Stored items

- - - - -

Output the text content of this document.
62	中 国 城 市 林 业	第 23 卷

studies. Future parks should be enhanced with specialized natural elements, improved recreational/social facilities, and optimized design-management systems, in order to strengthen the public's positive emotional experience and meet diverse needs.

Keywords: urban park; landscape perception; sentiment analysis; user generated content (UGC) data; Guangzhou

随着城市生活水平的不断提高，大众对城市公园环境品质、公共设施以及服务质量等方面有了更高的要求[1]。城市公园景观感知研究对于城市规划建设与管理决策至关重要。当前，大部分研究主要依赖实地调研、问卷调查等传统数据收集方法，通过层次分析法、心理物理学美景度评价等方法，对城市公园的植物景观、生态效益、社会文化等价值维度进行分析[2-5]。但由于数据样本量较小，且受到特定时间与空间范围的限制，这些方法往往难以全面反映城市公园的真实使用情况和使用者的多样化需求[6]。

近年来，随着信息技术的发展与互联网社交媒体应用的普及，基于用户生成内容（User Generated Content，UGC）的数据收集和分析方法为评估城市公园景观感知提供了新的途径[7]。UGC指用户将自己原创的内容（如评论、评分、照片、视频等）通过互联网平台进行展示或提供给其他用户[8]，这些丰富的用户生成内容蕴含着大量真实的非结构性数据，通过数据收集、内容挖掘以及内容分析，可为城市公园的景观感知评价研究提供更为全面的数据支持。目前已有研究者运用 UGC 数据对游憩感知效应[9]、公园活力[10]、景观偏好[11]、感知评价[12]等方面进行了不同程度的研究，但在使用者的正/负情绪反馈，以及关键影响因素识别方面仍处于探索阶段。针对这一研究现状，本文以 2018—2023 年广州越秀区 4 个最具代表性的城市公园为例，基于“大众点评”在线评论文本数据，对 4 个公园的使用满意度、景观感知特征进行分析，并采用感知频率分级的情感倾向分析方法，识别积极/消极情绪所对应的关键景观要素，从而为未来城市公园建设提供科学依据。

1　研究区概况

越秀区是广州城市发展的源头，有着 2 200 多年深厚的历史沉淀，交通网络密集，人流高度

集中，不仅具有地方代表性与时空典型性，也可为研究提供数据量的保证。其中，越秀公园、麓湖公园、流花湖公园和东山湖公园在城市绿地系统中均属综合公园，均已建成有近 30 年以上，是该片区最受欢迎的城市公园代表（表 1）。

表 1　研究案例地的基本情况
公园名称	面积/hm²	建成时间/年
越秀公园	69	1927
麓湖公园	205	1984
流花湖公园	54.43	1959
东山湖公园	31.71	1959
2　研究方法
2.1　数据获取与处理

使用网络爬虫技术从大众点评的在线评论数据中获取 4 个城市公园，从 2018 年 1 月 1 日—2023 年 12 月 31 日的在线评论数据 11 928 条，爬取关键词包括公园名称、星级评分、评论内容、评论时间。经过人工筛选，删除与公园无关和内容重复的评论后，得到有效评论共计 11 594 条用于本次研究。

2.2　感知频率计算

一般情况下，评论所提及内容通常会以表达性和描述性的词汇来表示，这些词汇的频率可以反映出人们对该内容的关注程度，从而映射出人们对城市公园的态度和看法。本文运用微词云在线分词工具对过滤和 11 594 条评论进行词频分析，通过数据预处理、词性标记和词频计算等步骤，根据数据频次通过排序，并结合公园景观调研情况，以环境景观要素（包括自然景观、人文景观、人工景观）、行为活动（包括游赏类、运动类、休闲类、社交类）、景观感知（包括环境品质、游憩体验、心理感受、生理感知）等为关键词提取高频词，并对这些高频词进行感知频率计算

- - - - -

Copy out each line exactly.

Response:
Output the text content of this document.
62	中 国 城 市 林 业	第 23 卷

studies. Future parks should be enhanced with specialized natural elements, improved recreational/social facilities, and optimized design-management systems, in order to strengthen the public's positive emotional experience and meet diverse needs.

Keywords: urban park; landscape perception; sentiment analysis; user generated content (UGC) data; Guangzhou

随着城市生活水平的不断提高，大众对城市公园环境品质、公共设施以及服务质量等方面有了更高的要求[1]。城市公园景观感知研究对于城市规划建设与管理决策至关重要。当前，大部分研究主要依赖实地调研、问卷调查等传统数据收集方法，通过层次分析法、心理物理学美景度评价等方法，对城市公园的植物景观、生态效益、社会文化等价值维度进行分析[2-5]。但由于数据样本量较小，且受到特定时间与空间范围的限制，这些方法往往难以全面反映城市公园的真实使用情况和使用者的多样化需求[6]。

近年来，随着信息技术的发展与互联网社交媒体应用的普及，基于用户生成内容（User Generated Content，UGC）的数据收集和分析方法为评估城市公园景观感知提供了新的途径[7]。UGC指用户将自己原创的内容（如评论、评分、照片、视频等）通过互联网平台进行展示或提供给其他用户[8]，这些丰富的用户生成内容蕴含着大量真实的非结构性数据，通过数据收集、内容挖掘以及内容分析，可为城市公园的景观感知评价研究提供更为全面的数据支持。目前已有研究者运用 UGC 数据对游憩感知效应[9]、公园活力[10]、景观偏好[11]、感知评价[12]等方面进行了不同程度的研究，但在使用者的正/负情绪反馈，以及关键影响因素识别方面仍处于探索阶段。针对这一研究现状，本文以 2018—2023 年广州越秀区 4 个最具代表性的城市公园为例，基于“大众点评”在线评论文本数据，对 4 个公园的使用满意度、景观感知特征进行分析，并采用感知频率分级的情感倾向分析方法，识别积极/消极情绪所对应的关键景观要素，从而为未来城市公园建设提供科学依据。

1　研究区概况

越秀区是广州城市发展的源头，有着 2 200 多年深厚的历史沉淀，交通网络密集，人流高度

集中，不仅具有地方代表性与时空典型性，也可为研究提供数据量的保证。其中，越秀公园、麓湖公园、流花湖公园和东山湖公园在城市绿地系统中均属综合公园，均已建成有近 30 年以上，是该片区最受欢迎的城市公园代表（表 1）。

表 1　研究案例地的基本情况
公园名称	面积/hm²	建成时间/年
越秀公园	69	1927
麓湖公园	205	1984
流花湖公园	54.43	1959
东山湖公园	31.71	1959
2　研究方法
2.1　数据获取与处理

使用网络爬虫技术从大众点评的在线评论数据中获取 4 个城市公园，从 2018 年 1 月 1 日—2023 年 12 月 31 日的在线评论数据 11 928 条，爬取关键词包括公园名称、星级评分、评论内容、评论时间。经过人工筛选，删除与公园无关和内容重复的评论后，得到有效评论共计 11 594 条用于本次研究。

2.2　感知频率计算

一般情况下，评论所提及内容通常会以表达性和描述性的词汇来表示，这些词汇的频率可以反映出人们对该内容的关注程度，从而映射出人们对城市公园的态度和看法。本文运用微词云在线分词工具对过滤和 11 594 条评论进行词频分析，通过数据预处理、词性标记和词频计算等步骤，根据数据频次通过排序，并结合公园景观调研情况，以环境景观要素（包括自然景观、人文景观、人工景观）、行为活动（包括游赏类、运动类、休闲类、社交类）、景观感知（包括环境品质、游憩体验、心理感受、生理感知）等为关键词提取高频词，并对这些高频词进行感知频率计算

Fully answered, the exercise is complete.